# Written exercise
Look through the material below for "pollution". Copy every line that contains it.

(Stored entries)
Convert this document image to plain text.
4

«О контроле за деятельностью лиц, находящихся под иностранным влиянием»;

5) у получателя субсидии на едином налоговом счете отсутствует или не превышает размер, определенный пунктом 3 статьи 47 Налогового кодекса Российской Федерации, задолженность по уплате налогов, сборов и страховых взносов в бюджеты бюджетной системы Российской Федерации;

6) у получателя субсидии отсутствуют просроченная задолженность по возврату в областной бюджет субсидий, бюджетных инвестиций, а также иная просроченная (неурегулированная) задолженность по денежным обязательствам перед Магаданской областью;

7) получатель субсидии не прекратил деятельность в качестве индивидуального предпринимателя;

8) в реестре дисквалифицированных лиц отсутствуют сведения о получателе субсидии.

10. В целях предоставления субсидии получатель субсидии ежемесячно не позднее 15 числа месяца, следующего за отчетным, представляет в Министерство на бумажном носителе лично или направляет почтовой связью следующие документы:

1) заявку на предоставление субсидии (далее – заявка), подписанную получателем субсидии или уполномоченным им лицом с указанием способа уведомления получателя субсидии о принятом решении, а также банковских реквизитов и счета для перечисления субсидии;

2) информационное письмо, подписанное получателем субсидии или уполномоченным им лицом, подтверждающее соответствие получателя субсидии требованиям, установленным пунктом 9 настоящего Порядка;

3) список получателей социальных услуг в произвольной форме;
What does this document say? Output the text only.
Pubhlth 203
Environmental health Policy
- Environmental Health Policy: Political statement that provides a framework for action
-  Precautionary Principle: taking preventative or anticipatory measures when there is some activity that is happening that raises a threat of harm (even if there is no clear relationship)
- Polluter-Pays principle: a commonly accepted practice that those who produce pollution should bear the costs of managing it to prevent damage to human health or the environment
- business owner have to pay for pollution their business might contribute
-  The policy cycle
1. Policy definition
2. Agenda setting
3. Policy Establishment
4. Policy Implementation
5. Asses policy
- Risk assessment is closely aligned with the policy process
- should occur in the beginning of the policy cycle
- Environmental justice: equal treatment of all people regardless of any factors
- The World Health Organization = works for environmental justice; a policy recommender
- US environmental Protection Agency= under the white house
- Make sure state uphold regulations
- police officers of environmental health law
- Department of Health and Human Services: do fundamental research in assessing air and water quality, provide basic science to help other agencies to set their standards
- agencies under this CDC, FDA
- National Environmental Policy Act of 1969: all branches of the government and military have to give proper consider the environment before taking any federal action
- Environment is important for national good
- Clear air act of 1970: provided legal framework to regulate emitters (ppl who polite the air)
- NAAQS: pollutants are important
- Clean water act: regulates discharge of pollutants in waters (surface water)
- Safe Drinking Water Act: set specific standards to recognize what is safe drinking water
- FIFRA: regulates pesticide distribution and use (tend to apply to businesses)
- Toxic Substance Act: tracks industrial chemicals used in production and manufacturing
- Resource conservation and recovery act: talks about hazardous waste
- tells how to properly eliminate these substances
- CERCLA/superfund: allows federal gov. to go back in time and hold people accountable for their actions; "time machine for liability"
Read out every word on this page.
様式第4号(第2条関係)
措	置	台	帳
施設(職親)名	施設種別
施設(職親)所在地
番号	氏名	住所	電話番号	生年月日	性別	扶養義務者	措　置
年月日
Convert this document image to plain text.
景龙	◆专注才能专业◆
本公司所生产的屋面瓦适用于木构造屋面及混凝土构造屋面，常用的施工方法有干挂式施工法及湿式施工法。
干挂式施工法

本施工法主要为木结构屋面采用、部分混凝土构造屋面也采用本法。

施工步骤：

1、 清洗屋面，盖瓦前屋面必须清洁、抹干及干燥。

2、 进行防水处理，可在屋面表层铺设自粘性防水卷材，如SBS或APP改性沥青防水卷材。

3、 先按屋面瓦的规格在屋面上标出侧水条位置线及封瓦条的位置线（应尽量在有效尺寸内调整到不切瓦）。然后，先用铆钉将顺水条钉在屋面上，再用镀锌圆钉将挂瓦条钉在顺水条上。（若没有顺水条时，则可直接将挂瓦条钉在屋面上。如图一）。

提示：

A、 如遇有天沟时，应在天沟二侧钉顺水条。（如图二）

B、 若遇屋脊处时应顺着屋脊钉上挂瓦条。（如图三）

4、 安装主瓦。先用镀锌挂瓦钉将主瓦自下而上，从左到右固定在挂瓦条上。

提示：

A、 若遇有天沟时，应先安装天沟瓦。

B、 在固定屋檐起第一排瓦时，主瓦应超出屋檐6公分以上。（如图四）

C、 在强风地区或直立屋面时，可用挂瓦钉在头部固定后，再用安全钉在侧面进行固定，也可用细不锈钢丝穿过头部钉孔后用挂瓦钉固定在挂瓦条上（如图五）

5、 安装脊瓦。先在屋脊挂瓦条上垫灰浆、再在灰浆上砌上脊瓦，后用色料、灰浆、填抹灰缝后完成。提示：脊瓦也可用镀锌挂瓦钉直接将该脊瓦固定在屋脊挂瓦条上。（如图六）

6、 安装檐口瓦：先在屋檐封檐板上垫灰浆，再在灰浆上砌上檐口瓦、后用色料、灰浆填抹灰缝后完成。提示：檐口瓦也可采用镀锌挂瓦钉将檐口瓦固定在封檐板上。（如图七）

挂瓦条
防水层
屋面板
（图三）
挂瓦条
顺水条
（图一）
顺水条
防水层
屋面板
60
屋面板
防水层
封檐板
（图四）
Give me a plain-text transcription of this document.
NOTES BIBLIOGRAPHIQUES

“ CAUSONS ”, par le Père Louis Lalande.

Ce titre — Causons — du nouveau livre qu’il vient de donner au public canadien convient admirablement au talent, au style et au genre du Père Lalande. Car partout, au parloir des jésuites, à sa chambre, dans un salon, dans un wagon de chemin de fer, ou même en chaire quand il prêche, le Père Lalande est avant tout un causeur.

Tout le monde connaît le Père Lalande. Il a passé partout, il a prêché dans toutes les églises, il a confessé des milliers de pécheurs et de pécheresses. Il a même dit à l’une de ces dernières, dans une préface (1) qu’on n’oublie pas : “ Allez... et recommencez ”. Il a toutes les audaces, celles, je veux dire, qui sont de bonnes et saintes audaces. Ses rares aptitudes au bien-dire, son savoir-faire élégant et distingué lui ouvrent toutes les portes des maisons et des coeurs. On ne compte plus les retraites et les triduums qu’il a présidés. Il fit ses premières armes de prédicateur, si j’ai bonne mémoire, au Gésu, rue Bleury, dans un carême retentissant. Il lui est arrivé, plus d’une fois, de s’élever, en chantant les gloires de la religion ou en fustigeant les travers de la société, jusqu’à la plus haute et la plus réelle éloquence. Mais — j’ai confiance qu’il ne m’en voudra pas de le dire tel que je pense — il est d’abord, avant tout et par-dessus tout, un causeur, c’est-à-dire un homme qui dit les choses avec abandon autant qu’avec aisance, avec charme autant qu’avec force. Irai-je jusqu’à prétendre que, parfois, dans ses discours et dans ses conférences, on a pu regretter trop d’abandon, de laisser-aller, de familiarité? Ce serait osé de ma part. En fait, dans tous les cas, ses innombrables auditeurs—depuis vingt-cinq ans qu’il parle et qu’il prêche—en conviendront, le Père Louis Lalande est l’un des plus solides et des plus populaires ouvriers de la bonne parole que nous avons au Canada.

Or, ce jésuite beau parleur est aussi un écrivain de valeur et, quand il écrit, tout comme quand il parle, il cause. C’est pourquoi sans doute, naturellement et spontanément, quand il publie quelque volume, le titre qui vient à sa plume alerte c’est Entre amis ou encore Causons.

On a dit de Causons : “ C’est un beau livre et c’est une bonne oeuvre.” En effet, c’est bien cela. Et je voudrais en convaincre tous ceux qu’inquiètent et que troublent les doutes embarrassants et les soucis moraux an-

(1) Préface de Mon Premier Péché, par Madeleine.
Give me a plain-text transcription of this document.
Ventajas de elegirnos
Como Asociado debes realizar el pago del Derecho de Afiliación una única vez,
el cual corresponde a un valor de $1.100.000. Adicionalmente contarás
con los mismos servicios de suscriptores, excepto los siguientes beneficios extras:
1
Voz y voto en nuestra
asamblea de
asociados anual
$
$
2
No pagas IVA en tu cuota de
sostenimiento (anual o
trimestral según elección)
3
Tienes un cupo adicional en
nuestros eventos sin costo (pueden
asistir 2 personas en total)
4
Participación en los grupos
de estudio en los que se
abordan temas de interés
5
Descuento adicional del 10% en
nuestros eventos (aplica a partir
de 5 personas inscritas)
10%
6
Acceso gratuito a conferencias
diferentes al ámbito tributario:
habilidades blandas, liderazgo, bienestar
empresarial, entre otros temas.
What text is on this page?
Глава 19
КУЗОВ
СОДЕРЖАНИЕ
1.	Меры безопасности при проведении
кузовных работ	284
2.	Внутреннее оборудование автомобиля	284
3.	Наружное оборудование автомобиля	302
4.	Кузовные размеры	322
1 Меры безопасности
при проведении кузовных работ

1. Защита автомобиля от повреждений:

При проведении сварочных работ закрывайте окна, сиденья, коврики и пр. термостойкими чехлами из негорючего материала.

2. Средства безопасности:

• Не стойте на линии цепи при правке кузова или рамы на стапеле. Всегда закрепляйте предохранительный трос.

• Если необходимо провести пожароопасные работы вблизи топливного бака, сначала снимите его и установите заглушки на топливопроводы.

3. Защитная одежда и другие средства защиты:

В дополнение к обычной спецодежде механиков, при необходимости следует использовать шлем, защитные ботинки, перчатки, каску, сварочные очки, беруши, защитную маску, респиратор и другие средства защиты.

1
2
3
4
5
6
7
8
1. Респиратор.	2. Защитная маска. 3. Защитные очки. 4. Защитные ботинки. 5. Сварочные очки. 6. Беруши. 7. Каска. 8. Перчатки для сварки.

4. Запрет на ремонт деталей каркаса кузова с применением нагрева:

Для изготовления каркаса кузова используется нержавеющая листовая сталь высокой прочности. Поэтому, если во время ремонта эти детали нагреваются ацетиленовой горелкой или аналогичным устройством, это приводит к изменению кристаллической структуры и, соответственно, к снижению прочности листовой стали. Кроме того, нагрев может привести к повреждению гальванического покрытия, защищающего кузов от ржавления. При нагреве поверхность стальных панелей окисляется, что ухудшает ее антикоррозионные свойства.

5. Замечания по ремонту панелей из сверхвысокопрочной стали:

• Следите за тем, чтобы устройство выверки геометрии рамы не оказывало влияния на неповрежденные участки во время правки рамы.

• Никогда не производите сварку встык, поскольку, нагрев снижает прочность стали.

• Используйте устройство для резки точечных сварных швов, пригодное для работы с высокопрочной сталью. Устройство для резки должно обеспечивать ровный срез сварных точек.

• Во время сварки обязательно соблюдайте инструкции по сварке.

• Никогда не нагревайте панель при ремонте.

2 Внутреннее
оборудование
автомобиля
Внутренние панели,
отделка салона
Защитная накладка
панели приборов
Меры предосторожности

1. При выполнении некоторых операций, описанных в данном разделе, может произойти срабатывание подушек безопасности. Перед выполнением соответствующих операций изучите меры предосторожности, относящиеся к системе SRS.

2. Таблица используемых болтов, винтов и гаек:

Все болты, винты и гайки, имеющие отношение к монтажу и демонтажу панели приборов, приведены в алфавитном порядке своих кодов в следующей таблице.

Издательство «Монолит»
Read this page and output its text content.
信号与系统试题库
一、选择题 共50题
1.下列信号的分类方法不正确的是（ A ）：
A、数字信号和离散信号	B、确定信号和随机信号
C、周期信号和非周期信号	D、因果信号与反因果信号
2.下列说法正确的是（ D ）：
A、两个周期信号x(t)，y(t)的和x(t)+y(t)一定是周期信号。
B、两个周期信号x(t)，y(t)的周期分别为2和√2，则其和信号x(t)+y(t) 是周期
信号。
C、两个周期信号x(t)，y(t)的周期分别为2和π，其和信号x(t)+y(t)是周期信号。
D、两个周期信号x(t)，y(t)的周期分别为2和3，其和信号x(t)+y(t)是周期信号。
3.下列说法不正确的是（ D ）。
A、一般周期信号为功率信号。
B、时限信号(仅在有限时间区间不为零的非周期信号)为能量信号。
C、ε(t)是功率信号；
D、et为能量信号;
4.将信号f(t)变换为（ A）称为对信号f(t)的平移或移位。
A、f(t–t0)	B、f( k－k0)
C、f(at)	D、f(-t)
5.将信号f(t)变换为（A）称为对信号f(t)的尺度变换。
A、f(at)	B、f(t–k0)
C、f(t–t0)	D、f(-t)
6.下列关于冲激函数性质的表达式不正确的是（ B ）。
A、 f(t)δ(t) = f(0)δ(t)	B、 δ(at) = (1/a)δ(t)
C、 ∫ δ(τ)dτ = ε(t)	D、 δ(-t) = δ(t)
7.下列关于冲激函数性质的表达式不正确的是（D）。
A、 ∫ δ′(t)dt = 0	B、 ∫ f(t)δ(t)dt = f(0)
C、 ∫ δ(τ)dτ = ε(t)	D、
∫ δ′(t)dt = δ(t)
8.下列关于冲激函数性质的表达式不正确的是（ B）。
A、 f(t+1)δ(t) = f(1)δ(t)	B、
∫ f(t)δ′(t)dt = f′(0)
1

# Correct result
- Polluter-Pays principle: a commonly accepted practice that those who produce pollution should bear the costs of managing it to prevent damage to human health or the environment
- business owner have to pay for pollution their business might contribute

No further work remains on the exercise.